# Start of Working data

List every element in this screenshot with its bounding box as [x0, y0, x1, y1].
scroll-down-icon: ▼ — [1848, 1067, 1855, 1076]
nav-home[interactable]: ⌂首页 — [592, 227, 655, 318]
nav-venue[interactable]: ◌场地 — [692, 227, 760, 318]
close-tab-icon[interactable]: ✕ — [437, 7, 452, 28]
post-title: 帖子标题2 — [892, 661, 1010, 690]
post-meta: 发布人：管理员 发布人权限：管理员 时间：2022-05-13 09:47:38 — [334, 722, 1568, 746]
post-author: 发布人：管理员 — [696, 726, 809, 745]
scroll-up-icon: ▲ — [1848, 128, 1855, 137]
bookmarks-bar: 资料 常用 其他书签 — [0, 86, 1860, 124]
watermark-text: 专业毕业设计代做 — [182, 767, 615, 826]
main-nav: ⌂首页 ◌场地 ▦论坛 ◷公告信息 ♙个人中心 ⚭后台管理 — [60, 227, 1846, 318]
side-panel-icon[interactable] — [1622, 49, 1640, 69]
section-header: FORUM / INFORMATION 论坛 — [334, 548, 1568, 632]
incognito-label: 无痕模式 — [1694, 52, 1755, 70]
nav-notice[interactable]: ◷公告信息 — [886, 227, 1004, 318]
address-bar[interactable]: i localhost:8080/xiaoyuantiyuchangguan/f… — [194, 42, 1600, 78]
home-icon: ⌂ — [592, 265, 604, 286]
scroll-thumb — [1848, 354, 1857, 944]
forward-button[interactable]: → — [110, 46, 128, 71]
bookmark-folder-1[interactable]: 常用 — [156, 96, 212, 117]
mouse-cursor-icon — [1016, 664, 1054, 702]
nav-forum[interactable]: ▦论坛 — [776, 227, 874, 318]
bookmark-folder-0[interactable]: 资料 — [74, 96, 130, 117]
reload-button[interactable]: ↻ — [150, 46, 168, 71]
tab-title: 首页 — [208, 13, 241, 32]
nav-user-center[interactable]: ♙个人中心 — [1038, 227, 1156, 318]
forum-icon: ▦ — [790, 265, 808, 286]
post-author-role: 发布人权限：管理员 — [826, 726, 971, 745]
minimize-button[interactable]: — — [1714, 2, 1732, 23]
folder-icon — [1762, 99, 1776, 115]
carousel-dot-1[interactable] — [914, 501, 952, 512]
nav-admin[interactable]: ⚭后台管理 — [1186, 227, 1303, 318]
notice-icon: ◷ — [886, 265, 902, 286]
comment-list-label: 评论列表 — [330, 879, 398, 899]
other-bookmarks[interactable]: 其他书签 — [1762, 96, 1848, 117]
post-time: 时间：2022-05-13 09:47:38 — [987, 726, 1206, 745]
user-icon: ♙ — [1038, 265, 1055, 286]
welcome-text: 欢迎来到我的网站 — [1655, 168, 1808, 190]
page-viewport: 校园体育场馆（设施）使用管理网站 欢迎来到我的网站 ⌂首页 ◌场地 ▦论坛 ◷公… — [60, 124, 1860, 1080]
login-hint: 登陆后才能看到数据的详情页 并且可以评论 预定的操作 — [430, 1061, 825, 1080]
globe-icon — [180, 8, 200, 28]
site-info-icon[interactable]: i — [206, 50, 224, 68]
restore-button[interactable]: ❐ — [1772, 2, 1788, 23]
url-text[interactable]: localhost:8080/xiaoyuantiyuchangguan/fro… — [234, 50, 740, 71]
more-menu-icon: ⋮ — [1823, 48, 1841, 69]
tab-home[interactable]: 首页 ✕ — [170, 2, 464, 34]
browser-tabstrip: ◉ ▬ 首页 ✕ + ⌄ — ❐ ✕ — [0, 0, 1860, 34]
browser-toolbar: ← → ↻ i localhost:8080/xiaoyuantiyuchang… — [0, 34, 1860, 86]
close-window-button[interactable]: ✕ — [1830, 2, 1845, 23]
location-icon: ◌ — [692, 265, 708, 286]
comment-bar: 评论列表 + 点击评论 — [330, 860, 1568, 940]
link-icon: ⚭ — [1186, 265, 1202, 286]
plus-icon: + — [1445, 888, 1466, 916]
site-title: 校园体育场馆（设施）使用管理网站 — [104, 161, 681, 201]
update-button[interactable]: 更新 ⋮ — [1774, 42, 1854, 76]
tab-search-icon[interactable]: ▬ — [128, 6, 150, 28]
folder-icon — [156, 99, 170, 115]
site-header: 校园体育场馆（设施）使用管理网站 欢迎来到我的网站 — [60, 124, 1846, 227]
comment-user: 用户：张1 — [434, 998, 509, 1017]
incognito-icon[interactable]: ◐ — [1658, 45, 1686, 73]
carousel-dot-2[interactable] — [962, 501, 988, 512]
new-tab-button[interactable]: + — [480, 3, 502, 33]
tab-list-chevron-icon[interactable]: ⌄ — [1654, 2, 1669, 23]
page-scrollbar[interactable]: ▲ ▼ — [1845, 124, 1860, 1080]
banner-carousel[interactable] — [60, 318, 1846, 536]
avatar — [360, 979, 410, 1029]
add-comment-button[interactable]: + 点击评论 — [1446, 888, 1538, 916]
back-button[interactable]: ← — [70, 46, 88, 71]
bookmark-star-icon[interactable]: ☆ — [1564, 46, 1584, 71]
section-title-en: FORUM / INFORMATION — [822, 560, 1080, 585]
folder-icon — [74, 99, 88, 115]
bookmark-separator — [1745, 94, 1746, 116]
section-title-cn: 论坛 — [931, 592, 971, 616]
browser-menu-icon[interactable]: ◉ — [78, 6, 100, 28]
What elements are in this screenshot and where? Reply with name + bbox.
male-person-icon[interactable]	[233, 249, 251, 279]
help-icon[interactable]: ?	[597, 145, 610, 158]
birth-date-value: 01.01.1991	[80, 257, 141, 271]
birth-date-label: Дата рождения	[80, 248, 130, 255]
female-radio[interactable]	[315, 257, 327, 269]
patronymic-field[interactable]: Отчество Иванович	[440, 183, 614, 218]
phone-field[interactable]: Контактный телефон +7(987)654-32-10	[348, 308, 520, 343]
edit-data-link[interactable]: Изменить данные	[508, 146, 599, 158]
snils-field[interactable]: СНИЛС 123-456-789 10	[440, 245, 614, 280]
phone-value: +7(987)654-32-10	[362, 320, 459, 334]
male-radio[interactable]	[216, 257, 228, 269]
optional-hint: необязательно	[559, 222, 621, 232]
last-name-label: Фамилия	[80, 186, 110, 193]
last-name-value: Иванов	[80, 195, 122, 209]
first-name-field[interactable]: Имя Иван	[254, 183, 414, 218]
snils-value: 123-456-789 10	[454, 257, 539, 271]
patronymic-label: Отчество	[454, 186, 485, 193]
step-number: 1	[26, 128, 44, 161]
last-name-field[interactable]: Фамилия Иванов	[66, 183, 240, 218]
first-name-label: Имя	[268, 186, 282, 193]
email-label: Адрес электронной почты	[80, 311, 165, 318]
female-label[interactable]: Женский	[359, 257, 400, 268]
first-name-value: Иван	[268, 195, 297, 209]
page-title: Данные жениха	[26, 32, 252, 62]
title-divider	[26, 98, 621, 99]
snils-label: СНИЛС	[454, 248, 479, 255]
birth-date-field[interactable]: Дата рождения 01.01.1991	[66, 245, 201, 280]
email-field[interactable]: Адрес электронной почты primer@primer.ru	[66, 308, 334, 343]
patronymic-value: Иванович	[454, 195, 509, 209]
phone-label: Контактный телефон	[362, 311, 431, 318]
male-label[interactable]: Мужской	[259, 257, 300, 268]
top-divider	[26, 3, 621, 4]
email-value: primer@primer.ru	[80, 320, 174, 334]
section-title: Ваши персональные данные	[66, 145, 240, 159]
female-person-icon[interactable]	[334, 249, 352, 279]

# End of Working data

- Requirements -
Can you reproduce word for word everything from the very start of the entries down to and including the line that contains "tab-title: 首页 — [208, 13, 241, 32]"?

- Output -
List every element in this screenshot with its bounding box as [x0, y0, x1, y1].
scroll-down-icon: ▼ — [1848, 1067, 1855, 1076]
nav-home[interactable]: ⌂首页 — [592, 227, 655, 318]
nav-venue[interactable]: ◌场地 — [692, 227, 760, 318]
close-tab-icon[interactable]: ✕ — [437, 7, 452, 28]
post-title: 帖子标题2 — [892, 661, 1010, 690]
post-meta: 发布人：管理员 发布人权限：管理员 时间：2022-05-13 09:47:38 — [334, 722, 1568, 746]
post-author: 发布人：管理员 — [696, 726, 809, 745]
scroll-up-icon: ▲ — [1848, 128, 1855, 137]
bookmarks-bar: 资料 常用 其他书签 — [0, 86, 1860, 124]
watermark-text: 专业毕业设计代做 — [182, 767, 615, 826]
main-nav: ⌂首页 ◌场地 ▦论坛 ◷公告信息 ♙个人中心 ⚭后台管理 — [60, 227, 1846, 318]
side-panel-icon[interactable] — [1622, 49, 1640, 69]
section-header: FORUM / INFORMATION 论坛 — [334, 548, 1568, 632]
incognito-label: 无痕模式 — [1694, 52, 1755, 70]
nav-notice[interactable]: ◷公告信息 — [886, 227, 1004, 318]
address-bar[interactable]: i localhost:8080/xiaoyuantiyuchangguan/f… — [194, 42, 1600, 78]
home-icon: ⌂ — [592, 265, 604, 286]
scroll-thumb — [1848, 354, 1857, 944]
forward-button[interactable]: → — [110, 46, 128, 71]
bookmark-folder-1[interactable]: 常用 — [156, 96, 212, 117]
mouse-cursor-icon — [1016, 664, 1054, 702]
nav-forum[interactable]: ▦论坛 — [776, 227, 874, 318]
bookmark-folder-0[interactable]: 资料 — [74, 96, 130, 117]
reload-button[interactable]: ↻ — [150, 46, 168, 71]
tab-title: 首页 — [208, 13, 241, 32]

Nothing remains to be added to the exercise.